• _Brief_
Write out the items word for word, from the first line through the line containing "eye-icon[interactable]: ◉ <box>40", including both of those lines.

• _Material provided_
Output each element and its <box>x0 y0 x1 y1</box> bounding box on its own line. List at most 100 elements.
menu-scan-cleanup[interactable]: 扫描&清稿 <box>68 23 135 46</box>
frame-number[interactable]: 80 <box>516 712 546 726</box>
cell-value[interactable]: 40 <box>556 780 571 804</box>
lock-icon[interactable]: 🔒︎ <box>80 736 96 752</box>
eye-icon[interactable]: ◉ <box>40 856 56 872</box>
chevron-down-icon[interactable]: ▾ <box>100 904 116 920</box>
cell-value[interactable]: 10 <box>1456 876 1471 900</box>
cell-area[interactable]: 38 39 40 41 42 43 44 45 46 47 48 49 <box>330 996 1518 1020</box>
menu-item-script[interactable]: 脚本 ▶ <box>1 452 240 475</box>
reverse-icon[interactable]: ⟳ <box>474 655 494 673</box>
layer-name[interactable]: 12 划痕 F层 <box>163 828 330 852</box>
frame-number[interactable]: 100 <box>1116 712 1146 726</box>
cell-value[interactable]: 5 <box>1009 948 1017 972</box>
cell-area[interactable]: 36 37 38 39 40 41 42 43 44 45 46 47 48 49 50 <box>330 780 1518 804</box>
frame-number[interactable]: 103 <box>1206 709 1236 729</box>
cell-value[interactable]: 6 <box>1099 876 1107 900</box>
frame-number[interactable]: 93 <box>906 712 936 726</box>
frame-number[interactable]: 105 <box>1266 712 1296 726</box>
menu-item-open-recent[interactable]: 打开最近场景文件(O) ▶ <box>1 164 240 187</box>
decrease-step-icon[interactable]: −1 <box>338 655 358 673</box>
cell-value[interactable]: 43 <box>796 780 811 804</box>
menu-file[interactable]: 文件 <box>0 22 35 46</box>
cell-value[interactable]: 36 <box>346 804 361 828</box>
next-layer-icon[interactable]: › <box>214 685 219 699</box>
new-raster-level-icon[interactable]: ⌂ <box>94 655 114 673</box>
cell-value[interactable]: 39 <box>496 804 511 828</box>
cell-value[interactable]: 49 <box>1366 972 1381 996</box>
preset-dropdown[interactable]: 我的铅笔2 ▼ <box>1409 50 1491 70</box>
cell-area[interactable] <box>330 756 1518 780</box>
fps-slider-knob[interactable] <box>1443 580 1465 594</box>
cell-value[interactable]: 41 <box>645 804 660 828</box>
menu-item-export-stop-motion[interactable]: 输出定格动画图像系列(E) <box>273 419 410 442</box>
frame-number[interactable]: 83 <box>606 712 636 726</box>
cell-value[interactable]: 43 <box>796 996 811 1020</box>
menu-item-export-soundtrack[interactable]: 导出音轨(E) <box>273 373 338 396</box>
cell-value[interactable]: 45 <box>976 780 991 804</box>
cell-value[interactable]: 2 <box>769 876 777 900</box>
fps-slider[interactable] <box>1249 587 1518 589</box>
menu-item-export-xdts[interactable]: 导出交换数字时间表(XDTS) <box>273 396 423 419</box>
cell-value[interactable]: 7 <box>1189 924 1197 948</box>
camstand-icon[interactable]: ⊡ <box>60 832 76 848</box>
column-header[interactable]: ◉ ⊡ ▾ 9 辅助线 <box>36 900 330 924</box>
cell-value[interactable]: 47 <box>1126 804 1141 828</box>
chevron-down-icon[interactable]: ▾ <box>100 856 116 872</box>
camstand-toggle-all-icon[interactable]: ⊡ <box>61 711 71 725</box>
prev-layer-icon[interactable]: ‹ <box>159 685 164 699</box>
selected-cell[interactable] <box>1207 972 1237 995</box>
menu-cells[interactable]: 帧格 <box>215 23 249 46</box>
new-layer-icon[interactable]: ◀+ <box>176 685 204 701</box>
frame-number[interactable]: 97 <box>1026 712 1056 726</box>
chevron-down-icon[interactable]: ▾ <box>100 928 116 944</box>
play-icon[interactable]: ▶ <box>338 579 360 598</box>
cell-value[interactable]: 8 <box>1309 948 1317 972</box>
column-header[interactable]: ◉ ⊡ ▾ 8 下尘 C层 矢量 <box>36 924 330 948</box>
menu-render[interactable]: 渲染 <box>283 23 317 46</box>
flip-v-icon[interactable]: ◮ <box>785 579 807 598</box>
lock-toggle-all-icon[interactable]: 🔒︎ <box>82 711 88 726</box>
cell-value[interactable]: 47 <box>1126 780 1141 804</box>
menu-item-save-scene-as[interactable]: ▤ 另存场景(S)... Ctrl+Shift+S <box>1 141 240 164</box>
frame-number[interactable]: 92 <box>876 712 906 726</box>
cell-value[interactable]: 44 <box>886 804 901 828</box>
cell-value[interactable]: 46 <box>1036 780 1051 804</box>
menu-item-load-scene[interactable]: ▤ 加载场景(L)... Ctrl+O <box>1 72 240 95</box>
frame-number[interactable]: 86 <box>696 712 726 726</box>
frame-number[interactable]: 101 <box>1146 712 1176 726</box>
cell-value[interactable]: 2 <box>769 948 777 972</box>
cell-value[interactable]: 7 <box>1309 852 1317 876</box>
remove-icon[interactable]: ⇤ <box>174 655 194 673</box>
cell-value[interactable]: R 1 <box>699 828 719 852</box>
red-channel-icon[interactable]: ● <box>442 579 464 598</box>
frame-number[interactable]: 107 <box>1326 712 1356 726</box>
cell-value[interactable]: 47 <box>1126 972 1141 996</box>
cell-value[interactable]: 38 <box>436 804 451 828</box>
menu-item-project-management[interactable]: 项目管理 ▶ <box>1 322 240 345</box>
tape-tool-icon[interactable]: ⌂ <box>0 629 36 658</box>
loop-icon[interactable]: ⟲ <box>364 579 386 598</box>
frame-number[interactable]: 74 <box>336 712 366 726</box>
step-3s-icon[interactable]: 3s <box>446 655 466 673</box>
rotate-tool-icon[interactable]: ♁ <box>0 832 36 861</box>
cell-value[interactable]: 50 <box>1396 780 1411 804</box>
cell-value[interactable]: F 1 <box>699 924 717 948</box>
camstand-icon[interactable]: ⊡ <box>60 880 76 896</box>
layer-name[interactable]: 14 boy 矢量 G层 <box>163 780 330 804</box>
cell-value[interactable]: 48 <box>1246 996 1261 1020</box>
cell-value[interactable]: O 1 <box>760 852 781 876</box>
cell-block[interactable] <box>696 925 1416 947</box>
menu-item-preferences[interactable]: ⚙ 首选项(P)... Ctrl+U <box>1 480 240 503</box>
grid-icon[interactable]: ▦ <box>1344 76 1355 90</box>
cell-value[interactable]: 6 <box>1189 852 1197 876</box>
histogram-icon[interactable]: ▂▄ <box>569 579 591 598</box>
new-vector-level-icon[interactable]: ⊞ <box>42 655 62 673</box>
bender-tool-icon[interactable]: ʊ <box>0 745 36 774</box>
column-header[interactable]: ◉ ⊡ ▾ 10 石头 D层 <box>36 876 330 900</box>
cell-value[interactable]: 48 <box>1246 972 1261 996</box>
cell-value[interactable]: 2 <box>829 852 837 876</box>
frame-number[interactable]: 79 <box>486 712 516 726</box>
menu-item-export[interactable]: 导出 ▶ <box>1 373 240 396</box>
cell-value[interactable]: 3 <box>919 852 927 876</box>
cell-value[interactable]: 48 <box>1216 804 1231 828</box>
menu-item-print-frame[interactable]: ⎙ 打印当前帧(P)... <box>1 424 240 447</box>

• _Response_
Output each element and its <box>x0 y0 x1 y1</box> bounding box on its own line. List at most 100 elements.
menu-scan-cleanup[interactable]: 扫描&清稿 <box>68 23 135 46</box>
frame-number[interactable]: 80 <box>516 712 546 726</box>
cell-value[interactable]: 40 <box>556 780 571 804</box>
lock-icon[interactable]: 🔒︎ <box>80 736 96 752</box>
eye-icon[interactable]: ◉ <box>40 856 56 872</box>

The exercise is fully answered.